### SELECTED EXCERPT
Shaw restructured through acquisitions and sales as well. In 1977, the company acquired the Magee Carpet Company's tufted residential and commercial carpeting operations and sold its own finishing facilities in California. At the end of that fiscal year, it sold its Philadelphia, Pennsylvania carpet-weaving facility to Pennsylvania Carpet Mills, Inc. Neither holding fit into the company's long-range plans, Senior Vice-President for Operations W. Norris Little wrote in a letter to the stockholders, and the two sales "allowed us to concentrate our efforts more fully on our Dalton and Cartersville carpet operations," referring to the company's two major centers of production in Georgia.
Over the next few years, the company continued to consolidate as well as grow in the face of fluctuations in the larger economy which affected the price and availability of raw materials as well as the market for new carpeting. In an industry commonly regarded as cyclical, with its dependence on economic fluctuations and even less controllable factors such as the effect of bad weather on the construction business, the company continued to stay one step ahead.
The next pivotal point in the company's trend toward consolidation came in 1982 at the nadir of the most recent industry cycle. CEO Robert Shaw decided to eliminate the middleman--in the person of outside carpeting distributors--from its sales structure. The company added eight regional warehouses to its original two and expanded its sales force, taking the further gamble of putting the salespeople on salary rather than compensating them through straight commission. In 1982, according to the Atlanta Journal, 55 percent of the company's sales were to national or overseas distributors, while 45 percent went directly to retailers. Three years later retailers accounted for 80 percent of sales. In the intervening years, Shaw had become the largest carpet manufacturer in the nation. At the end of 1985, Shaw was the first company ever to sell more than $500 million worth of carpet in the United States in a single year, and that figure was more than double the company's 1982 sales.
In the decade that followed, Shaw's transition to direct sales would be seen as pivotal to its move to world leader. With the benefit of hindsight, analysts could see the change in strategy in more abstract terms. Fortune contributor Brian O'Reilly wrote in 1993 that, at that time, "Shaw ... accepted an unpleasant truth about his industry: Carpets are a commodity." That is to say, brand loyalty and brand-name recognition are practically nonexistent in the industry and price had become the major concern of consumers. Apparently this truth, like so many others, came as no surprise to Robert Shaw, who was called "our Iacocca" by one industry observer. Shaw told the Atlanta Journal: "we're not really concerned with the normal cycles in the carpet industry because we're in better control of our marketing strategy through the number of customer accounts we have.... We're turning over the inventory at the same rate--even though the regional distribution system is larger. The risk factor you face is running your inventory out of control, whether it's in one place or 12."
In the next few years, Shaw Industries continued to grow, expanding its yarn-spinning capacity to meet the increased demand of its own tufting operations. In 1984, it acquired the spinning facilities of Avondale Mills in Stevenson, Alabama. In 1986, the company followed up by acquiring the spinning facilities of the Candlewick division of Dixie Yarns, Inc., also of Dalton.

### EXERCISE GOAL
Can you reproduce the passage from the Shaw Industries history that begins at the words "Shaw restructured through" and ends after "production in Georgia."?

### DATA SHOWN
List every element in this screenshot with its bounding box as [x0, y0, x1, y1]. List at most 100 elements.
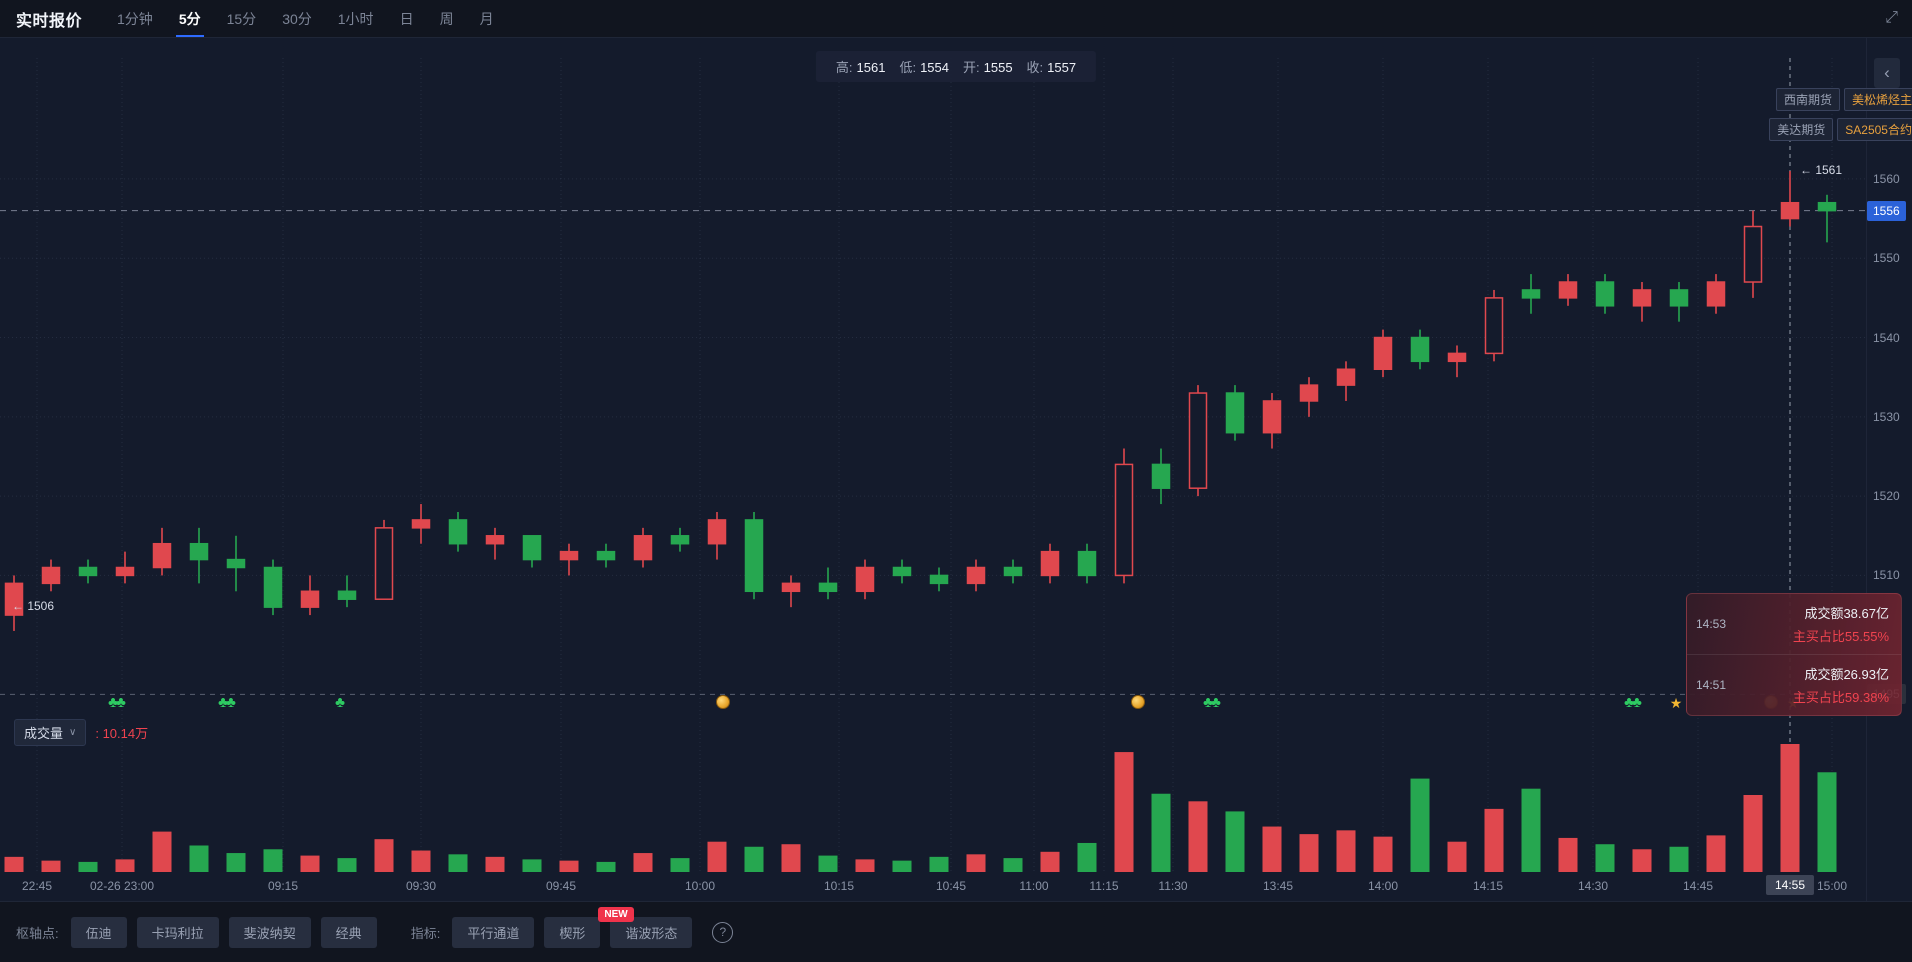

### RESULT
Shaw restructured through acquisitions and sales as well. In 1977, the company acquired the Magee Carpet Company's tufted residential and commercial carpeting operations and sold its own finishing facilities in California. At the end of that fiscal year, it sold its Philadelphia, Pennsylvania carpet-weaving facility to Pennsylvania Carpet Mills, Inc. Neither holding fit into the company's long-range plans, Senior Vice-President for Operations W. Norris Little wrote in a letter to the stockholders, and the two sales "allowed us to concentrate our efforts more fully on our Dalton and Cartersville carpet operations," referring to the company's two major centers of production in Georgia.